**Stated task**
Copy each line of the data below with the word "ylabel".

[Begin Material provided]

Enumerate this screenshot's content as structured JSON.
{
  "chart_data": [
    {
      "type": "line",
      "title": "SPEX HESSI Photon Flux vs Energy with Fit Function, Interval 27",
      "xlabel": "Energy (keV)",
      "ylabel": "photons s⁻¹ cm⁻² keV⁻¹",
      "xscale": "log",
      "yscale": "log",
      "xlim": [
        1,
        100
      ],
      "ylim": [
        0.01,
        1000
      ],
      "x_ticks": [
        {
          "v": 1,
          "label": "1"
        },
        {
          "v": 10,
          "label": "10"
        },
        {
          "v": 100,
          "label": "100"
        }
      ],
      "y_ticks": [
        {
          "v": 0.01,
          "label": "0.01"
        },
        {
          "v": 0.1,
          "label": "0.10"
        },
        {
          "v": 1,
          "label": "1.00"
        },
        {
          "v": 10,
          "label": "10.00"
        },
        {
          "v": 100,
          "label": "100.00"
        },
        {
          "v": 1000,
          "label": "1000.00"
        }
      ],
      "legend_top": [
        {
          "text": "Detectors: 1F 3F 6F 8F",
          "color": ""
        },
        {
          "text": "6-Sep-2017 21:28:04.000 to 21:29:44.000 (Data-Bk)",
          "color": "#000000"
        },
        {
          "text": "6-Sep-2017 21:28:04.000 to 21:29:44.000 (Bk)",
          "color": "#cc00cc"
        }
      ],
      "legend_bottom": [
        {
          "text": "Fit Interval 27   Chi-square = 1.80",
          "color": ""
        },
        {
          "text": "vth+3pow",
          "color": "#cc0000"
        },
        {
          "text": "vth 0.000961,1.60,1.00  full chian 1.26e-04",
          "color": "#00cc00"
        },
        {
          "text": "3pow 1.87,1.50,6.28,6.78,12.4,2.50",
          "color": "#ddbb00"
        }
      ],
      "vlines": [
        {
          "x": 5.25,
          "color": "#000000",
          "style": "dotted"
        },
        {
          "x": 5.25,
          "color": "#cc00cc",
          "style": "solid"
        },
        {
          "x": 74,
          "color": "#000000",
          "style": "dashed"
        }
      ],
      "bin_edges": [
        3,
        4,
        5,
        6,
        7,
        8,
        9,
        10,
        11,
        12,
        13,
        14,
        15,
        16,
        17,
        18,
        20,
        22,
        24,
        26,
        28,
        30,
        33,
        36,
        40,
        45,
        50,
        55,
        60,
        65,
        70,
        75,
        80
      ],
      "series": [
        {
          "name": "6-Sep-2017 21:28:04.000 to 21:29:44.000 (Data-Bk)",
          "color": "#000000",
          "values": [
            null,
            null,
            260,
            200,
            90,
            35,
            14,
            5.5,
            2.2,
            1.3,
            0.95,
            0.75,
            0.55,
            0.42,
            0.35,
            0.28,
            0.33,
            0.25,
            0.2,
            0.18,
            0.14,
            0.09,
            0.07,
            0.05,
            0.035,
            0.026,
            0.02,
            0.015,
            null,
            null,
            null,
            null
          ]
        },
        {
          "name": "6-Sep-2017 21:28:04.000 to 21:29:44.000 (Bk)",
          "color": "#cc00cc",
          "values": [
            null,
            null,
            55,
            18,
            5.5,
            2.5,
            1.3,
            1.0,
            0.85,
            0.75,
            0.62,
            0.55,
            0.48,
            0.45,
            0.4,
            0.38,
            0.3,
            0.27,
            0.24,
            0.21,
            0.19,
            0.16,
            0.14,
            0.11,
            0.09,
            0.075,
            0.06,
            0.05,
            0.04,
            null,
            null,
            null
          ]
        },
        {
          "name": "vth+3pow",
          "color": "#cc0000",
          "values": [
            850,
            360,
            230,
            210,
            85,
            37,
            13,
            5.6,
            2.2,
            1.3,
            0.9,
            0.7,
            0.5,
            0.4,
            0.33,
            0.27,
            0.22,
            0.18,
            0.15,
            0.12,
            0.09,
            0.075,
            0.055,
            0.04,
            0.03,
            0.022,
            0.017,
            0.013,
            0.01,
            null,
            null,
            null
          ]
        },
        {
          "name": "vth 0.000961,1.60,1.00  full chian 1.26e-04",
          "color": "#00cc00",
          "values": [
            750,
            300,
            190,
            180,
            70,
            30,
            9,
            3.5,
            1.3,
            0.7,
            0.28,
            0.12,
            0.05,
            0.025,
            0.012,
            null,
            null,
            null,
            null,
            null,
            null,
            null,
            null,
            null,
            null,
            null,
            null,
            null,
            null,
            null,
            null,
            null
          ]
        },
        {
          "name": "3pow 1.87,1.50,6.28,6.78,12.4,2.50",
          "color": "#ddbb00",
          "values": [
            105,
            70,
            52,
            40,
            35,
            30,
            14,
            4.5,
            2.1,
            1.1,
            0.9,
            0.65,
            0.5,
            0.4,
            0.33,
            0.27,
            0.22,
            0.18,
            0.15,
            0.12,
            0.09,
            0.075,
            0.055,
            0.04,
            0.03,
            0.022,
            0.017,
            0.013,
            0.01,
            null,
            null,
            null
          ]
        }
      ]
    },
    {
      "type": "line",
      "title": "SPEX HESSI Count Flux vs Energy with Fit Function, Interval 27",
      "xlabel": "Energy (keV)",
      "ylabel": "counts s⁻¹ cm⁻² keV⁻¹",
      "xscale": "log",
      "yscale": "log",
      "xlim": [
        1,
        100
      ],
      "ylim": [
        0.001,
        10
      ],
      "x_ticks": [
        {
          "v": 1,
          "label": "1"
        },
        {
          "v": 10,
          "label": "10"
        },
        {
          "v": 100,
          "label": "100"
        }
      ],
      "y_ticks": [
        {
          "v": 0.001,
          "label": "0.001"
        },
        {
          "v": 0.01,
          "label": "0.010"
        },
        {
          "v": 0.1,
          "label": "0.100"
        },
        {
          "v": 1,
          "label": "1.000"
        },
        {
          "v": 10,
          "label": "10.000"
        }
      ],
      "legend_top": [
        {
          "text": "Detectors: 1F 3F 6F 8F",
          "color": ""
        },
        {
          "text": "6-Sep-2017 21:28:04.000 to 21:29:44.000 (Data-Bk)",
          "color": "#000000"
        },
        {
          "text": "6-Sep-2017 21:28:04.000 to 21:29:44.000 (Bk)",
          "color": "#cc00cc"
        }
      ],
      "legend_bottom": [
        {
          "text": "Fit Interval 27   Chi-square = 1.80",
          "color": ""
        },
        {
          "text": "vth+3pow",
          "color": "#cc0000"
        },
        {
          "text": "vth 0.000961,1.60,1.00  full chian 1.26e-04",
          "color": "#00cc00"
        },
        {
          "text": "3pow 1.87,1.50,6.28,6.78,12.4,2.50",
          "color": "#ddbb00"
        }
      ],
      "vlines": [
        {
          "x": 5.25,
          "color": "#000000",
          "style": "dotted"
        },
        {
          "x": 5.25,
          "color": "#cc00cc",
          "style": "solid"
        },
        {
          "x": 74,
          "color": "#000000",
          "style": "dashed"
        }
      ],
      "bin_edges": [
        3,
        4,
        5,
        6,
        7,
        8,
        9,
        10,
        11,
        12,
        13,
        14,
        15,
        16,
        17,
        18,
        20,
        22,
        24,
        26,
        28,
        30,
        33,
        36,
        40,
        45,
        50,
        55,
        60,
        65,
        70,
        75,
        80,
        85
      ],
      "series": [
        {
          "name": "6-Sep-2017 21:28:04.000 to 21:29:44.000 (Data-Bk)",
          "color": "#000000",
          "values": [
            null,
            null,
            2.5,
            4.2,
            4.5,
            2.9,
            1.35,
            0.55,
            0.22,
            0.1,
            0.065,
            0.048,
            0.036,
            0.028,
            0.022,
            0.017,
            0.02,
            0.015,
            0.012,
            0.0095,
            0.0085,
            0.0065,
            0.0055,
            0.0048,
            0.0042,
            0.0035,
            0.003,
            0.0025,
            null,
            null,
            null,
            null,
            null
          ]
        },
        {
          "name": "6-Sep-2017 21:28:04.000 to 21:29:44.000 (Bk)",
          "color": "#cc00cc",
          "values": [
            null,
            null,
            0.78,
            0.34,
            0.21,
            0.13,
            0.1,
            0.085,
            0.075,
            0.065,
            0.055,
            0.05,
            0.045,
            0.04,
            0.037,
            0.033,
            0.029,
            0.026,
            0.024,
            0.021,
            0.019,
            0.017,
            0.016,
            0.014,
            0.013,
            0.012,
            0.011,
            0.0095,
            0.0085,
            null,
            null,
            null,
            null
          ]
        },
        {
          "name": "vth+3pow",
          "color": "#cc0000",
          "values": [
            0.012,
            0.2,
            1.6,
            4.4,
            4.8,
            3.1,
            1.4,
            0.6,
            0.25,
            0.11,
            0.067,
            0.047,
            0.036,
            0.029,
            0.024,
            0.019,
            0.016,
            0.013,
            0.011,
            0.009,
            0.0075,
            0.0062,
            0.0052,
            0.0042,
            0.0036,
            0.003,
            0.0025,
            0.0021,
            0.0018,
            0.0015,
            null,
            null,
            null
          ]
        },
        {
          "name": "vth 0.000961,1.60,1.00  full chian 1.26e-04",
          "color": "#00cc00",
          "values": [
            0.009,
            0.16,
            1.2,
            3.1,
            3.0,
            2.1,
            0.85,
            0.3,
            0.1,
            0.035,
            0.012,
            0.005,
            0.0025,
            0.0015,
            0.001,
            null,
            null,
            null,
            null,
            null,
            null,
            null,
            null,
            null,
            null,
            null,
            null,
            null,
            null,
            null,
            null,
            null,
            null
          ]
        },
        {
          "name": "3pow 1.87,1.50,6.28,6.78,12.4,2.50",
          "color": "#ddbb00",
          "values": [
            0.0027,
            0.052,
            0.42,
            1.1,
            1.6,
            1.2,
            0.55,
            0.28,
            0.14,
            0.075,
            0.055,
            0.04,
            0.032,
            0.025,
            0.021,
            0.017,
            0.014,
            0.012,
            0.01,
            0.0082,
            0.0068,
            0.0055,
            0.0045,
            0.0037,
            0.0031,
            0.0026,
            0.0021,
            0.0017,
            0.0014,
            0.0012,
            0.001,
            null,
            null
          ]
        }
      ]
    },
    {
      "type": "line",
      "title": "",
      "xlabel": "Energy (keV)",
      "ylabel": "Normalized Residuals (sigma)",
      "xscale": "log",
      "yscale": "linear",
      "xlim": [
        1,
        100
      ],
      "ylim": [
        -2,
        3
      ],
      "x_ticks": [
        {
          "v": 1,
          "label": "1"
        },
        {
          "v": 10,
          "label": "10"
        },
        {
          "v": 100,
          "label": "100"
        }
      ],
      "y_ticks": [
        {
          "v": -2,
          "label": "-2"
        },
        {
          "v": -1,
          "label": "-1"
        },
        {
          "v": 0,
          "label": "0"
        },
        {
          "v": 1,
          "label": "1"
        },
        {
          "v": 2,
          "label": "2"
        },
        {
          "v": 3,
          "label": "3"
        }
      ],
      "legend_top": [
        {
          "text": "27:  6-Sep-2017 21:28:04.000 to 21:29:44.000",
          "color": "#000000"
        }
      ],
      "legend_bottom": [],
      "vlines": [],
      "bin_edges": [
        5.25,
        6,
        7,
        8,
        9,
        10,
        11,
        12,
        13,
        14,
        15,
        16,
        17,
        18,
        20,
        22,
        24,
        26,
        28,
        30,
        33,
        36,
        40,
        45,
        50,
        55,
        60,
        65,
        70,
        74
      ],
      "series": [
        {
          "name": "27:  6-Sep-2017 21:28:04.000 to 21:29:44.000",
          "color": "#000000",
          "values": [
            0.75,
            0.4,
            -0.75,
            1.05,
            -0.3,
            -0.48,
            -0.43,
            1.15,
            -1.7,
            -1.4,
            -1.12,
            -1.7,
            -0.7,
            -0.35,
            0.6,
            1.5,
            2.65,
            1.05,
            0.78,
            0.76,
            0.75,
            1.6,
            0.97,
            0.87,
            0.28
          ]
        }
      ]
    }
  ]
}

[End Material provided]

**Result**
      "ylabel": "photons s⁻¹ cm⁻² keV⁻¹",
      "ylabel": "counts s⁻¹ cm⁻² keV⁻¹",
      "ylabel": "Normalized Residuals (sigma)",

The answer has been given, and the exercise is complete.